Exercise: Find the lines that hold the word "законодательства" and return them.

○ ○ ○ ○ ○

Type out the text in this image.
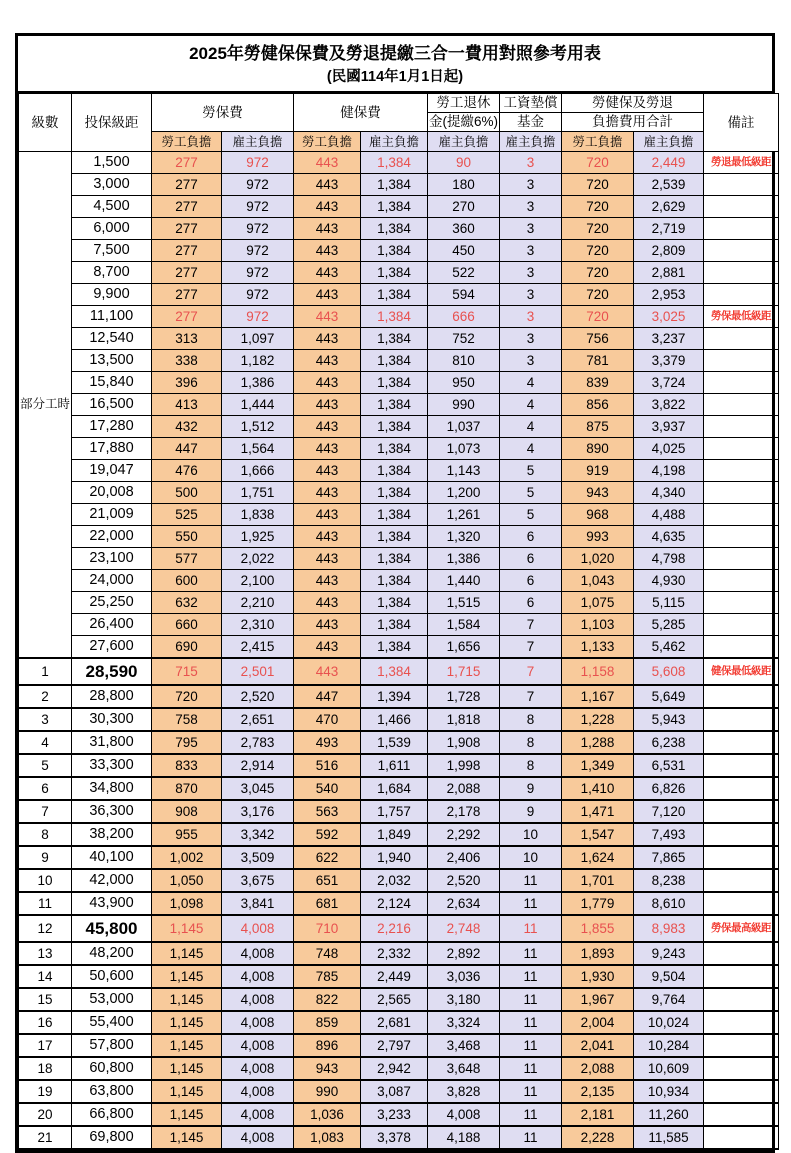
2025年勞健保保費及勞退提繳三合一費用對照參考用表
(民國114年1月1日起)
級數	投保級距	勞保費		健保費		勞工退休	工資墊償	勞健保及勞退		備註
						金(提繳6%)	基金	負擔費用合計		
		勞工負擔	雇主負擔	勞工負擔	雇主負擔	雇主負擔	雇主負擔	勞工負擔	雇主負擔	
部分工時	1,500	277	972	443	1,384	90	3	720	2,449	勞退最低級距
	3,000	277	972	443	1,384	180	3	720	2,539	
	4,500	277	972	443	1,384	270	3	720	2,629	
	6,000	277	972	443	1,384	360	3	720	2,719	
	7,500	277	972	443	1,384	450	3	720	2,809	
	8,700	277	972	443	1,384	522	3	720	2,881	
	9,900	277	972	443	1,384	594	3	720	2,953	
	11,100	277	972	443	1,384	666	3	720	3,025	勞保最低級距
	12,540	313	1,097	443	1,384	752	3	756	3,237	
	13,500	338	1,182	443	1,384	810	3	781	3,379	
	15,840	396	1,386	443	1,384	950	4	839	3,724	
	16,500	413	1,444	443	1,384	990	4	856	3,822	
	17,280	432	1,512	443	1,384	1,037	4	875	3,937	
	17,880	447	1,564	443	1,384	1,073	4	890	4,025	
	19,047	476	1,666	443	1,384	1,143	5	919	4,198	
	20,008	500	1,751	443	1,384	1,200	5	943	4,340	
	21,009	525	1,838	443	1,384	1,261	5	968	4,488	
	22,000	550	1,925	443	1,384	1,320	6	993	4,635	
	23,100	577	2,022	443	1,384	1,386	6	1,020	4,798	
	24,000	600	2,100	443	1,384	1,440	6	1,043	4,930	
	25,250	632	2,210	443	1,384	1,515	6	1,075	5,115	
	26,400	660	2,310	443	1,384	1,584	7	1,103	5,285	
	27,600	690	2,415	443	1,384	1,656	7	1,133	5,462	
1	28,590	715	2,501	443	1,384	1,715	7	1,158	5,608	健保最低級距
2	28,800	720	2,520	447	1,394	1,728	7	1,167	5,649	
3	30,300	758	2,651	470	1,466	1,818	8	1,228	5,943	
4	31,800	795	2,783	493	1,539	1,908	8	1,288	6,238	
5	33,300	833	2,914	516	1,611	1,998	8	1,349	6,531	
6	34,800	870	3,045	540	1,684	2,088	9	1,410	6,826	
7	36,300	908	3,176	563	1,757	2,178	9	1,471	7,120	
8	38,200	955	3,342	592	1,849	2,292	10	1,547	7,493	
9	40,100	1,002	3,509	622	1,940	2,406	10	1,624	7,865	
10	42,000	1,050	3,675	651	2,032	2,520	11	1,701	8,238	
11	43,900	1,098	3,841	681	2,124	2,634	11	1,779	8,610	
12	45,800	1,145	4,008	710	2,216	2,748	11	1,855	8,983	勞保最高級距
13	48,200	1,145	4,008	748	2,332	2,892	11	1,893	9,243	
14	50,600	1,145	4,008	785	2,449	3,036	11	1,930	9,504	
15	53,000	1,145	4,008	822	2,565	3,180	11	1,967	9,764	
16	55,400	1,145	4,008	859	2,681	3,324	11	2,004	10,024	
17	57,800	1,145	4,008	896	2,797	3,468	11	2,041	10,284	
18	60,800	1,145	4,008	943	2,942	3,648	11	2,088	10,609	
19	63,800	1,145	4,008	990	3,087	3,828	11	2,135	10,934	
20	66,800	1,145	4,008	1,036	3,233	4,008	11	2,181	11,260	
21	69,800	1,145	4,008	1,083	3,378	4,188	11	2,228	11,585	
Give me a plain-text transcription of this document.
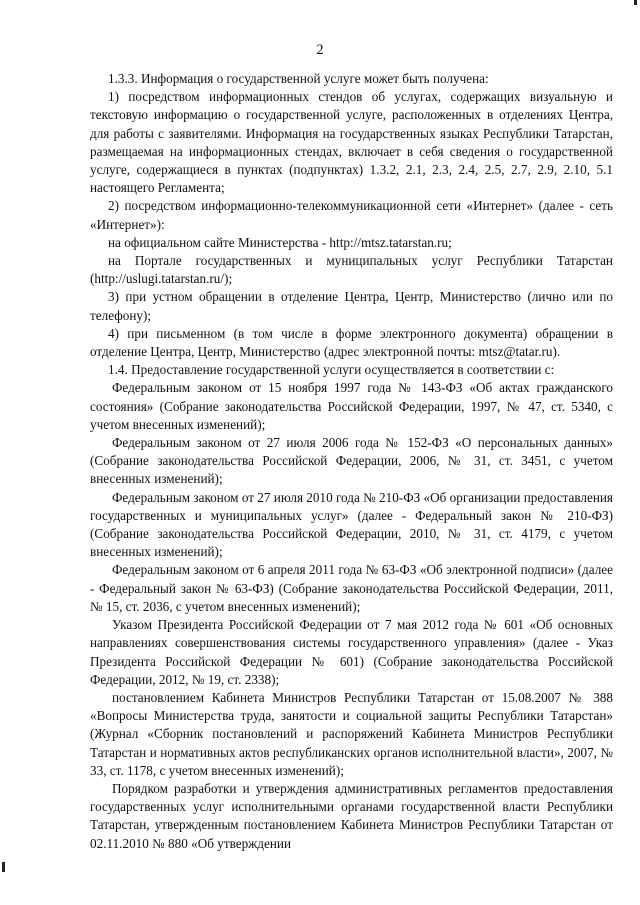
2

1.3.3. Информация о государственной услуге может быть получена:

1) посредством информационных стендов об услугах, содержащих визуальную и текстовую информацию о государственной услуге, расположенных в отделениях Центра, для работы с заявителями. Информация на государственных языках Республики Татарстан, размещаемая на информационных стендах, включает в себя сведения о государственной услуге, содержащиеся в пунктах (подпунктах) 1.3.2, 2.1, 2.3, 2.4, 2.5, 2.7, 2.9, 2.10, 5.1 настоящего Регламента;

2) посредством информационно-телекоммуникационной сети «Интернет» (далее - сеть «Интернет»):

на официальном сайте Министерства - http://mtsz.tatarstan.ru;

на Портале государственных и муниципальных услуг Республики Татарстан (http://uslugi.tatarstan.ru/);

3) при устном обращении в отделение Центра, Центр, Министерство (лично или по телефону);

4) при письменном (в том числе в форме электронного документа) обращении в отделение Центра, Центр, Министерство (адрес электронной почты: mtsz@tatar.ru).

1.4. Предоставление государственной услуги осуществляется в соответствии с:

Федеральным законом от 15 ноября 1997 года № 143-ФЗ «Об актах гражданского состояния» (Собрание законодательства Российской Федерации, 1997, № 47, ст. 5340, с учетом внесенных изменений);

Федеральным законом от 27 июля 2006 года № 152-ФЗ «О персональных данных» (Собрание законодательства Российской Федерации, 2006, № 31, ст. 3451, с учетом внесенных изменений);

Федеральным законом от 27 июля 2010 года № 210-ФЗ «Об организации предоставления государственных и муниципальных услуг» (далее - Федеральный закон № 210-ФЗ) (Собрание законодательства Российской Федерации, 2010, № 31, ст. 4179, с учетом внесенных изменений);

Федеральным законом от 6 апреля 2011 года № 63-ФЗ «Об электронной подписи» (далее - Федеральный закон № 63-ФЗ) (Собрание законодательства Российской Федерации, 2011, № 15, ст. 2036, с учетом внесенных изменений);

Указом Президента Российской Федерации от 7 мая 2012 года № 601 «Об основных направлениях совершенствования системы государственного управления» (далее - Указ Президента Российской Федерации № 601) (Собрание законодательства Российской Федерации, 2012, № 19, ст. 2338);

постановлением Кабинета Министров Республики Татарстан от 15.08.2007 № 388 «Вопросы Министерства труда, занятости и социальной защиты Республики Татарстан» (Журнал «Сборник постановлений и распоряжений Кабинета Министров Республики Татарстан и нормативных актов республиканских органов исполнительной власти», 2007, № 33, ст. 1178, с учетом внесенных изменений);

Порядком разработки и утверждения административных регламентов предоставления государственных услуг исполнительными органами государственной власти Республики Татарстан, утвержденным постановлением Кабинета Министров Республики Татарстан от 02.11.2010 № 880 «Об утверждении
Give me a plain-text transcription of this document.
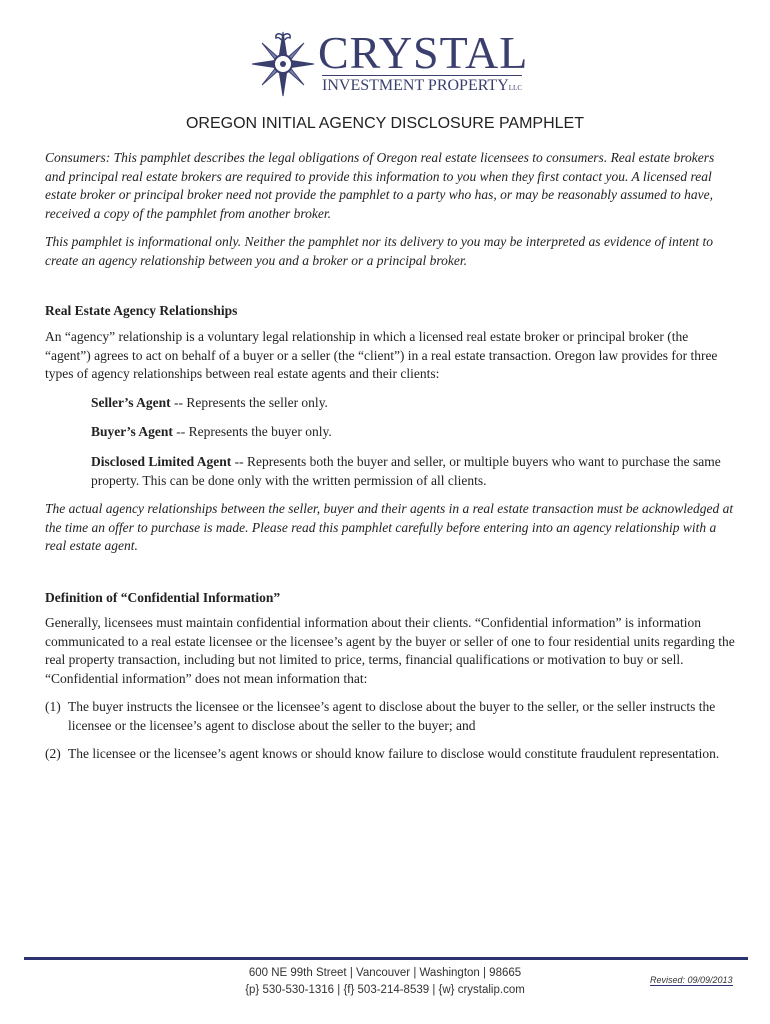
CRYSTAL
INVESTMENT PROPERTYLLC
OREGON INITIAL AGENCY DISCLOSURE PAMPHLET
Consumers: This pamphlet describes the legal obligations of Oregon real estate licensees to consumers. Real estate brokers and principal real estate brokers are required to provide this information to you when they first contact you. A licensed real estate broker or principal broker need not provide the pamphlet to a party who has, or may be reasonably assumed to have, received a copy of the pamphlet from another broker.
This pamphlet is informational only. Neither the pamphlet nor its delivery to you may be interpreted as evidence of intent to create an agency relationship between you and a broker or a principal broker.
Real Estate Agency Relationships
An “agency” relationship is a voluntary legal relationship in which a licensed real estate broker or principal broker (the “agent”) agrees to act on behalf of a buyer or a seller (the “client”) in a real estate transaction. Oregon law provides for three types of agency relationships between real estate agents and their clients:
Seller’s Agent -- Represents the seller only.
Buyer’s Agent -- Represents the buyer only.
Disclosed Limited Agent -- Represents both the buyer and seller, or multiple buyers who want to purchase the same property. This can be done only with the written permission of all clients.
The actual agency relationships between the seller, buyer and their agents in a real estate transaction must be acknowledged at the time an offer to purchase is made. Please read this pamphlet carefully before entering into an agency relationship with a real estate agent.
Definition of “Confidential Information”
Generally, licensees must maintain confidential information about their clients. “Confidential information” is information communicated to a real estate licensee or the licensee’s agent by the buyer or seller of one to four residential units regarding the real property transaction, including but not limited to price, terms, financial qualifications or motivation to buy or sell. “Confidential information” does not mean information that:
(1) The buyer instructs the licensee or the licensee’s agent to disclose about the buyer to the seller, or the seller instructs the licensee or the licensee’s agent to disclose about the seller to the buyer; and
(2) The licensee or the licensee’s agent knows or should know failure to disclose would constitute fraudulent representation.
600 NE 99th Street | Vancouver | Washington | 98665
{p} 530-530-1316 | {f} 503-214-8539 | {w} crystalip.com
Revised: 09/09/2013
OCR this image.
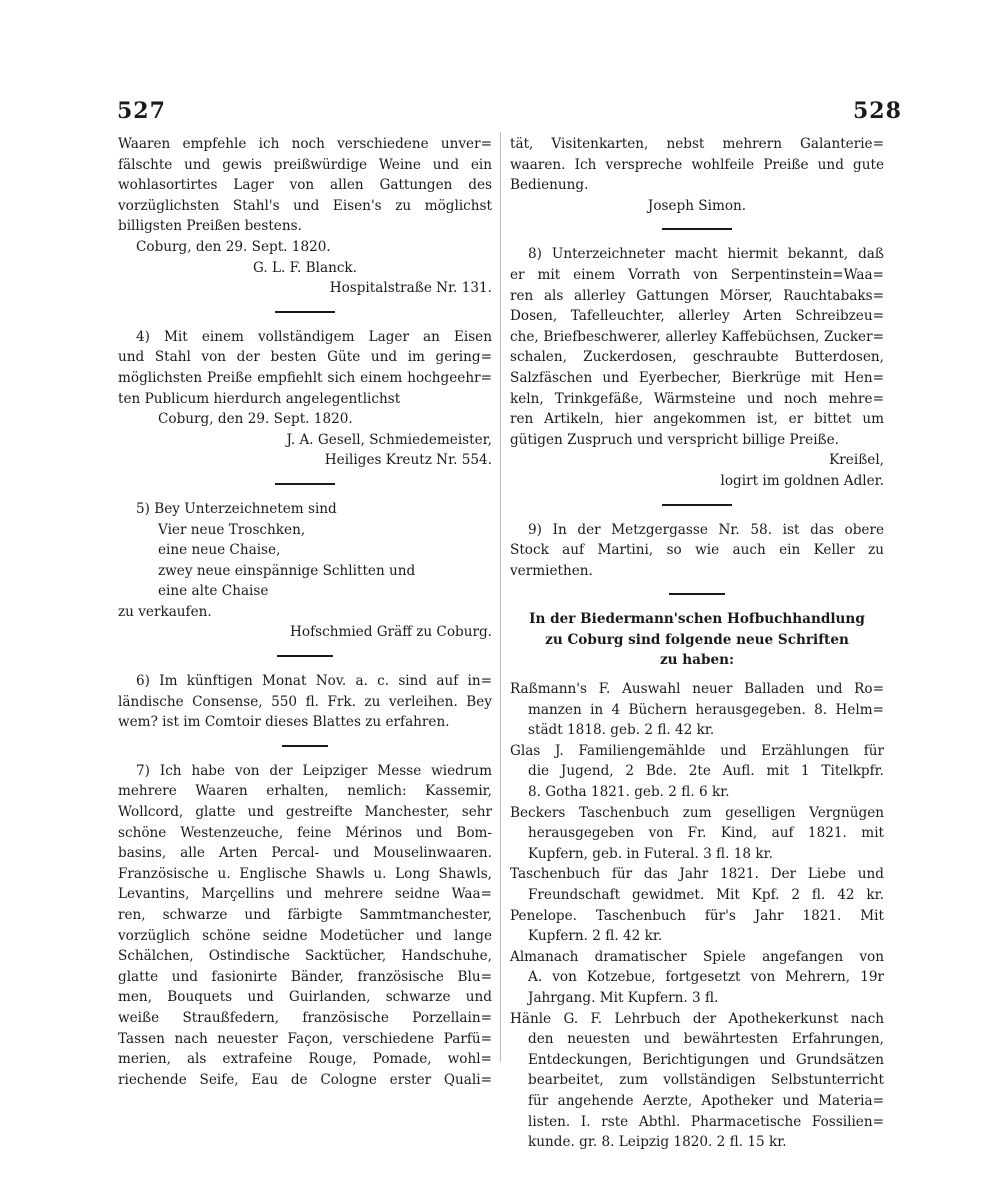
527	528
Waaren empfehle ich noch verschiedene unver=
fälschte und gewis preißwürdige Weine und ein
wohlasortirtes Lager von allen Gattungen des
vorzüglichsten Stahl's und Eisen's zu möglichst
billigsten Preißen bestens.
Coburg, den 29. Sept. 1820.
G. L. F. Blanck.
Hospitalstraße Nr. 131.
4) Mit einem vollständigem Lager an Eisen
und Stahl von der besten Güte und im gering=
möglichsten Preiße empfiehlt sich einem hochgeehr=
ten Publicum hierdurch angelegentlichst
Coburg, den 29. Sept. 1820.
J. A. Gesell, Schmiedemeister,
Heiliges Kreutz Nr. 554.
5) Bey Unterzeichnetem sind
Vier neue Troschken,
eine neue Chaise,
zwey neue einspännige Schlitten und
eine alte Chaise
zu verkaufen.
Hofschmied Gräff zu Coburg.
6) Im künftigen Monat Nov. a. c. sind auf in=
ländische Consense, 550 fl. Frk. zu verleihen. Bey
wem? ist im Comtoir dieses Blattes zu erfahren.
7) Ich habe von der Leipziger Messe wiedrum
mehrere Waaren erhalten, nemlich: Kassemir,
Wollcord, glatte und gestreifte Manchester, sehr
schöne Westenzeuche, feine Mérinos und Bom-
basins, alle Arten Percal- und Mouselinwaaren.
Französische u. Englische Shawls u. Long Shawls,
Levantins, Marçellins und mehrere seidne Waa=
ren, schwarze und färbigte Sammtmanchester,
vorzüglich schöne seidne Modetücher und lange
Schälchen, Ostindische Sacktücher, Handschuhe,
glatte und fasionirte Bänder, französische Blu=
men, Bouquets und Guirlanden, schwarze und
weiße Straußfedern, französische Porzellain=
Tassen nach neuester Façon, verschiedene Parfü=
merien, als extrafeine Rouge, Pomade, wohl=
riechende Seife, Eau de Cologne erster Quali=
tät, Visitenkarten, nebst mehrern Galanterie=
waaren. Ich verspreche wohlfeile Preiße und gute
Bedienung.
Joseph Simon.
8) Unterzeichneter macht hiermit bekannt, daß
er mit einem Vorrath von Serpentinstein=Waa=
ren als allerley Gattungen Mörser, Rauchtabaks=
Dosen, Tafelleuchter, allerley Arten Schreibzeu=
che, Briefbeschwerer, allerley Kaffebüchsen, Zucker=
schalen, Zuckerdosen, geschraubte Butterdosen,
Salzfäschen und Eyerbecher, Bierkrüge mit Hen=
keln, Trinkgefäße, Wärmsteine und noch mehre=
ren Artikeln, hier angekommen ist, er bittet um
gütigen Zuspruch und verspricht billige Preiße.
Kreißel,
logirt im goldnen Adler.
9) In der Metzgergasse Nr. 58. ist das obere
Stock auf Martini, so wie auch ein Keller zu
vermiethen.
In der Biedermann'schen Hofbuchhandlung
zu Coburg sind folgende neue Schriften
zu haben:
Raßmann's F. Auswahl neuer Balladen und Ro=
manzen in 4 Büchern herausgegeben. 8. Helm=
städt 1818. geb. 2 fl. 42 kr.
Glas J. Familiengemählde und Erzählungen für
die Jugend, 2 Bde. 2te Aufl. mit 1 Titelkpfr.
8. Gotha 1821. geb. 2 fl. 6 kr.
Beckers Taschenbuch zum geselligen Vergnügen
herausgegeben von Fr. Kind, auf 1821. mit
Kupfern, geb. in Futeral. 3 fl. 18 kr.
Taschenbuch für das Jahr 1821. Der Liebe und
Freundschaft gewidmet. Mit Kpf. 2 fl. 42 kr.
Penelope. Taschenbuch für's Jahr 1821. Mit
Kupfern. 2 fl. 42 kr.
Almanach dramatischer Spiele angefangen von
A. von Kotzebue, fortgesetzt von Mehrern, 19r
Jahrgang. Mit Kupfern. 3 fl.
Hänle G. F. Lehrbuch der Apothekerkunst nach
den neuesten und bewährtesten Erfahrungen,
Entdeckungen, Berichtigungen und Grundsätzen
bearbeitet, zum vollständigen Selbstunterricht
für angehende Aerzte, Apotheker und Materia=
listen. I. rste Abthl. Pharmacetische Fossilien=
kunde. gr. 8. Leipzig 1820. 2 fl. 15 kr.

○ ○ ○ ○ ○

The completed task:
Федеральным законом от 15 ноября 1997 года № 143-ФЗ «Об актах гражданского состояния» (Собрание законодательства Российской Федерации, 1997, № 47, ст. 5340, с учетом внесенных изменений);
Федеральным законом от 27 июля 2006 года № 152-ФЗ «О персональных данных» (Собрание законодательства Российской Федерации, 2006, № 31, ст. 3451, с учетом внесенных изменений);
Федеральным законом от 27 июля 2010 года № 210-ФЗ «Об организации предоставления государственных и муниципальных услуг» (далее - Федеральный закон № 210-ФЗ) (Собрание законодательства Российской Федерации, 2010, № 31, ст. 4179, с учетом внесенных изменений);
Федеральным законом от 6 апреля 2011 года № 63-ФЗ «Об электронной подписи» (далее - Федеральный закон № 63-ФЗ) (Собрание законодательства Российской Федерации, 2011, № 15, ст. 2036, с учетом внесенных изменений);
Указом Президента Российской Федерации от 7 мая 2012 года № 601 «Об основных направлениях совершенствования системы государственного управления» (далее - Указ Президента Российской Федерации № 601) (Собрание законодательства Российской Федерации, 2012, № 19, ст. 2338);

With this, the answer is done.